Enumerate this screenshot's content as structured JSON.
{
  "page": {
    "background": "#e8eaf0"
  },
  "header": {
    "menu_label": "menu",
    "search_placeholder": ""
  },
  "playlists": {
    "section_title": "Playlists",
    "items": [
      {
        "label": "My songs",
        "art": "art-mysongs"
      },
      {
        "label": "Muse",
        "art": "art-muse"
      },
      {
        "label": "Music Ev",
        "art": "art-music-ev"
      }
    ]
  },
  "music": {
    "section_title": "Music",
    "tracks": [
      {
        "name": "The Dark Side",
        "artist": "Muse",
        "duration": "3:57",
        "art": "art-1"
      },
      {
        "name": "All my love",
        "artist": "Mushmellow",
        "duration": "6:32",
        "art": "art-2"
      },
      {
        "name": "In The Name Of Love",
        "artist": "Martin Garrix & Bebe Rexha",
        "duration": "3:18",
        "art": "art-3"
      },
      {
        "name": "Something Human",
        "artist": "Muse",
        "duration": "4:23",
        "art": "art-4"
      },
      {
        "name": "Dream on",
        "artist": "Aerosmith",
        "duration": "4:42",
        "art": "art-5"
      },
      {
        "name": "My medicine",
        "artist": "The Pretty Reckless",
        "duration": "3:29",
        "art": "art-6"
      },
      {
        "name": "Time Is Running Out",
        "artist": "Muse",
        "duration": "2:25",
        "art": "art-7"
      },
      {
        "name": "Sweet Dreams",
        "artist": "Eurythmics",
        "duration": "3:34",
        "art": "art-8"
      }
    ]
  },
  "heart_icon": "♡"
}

* * *

Copy each line of the listing that includes "artist".

WRITTEN RESPONSE →
        "artist": "Muse",
        "artist": "Mushmellow",
        "artist": "Martin Garrix & Bebe Rexha",
        "artist": "Muse",
        "artist": "Aerosmith",
        "artist": "The Pretty Reckless",
        "artist": "Muse",
        "artist": "Eurythmics",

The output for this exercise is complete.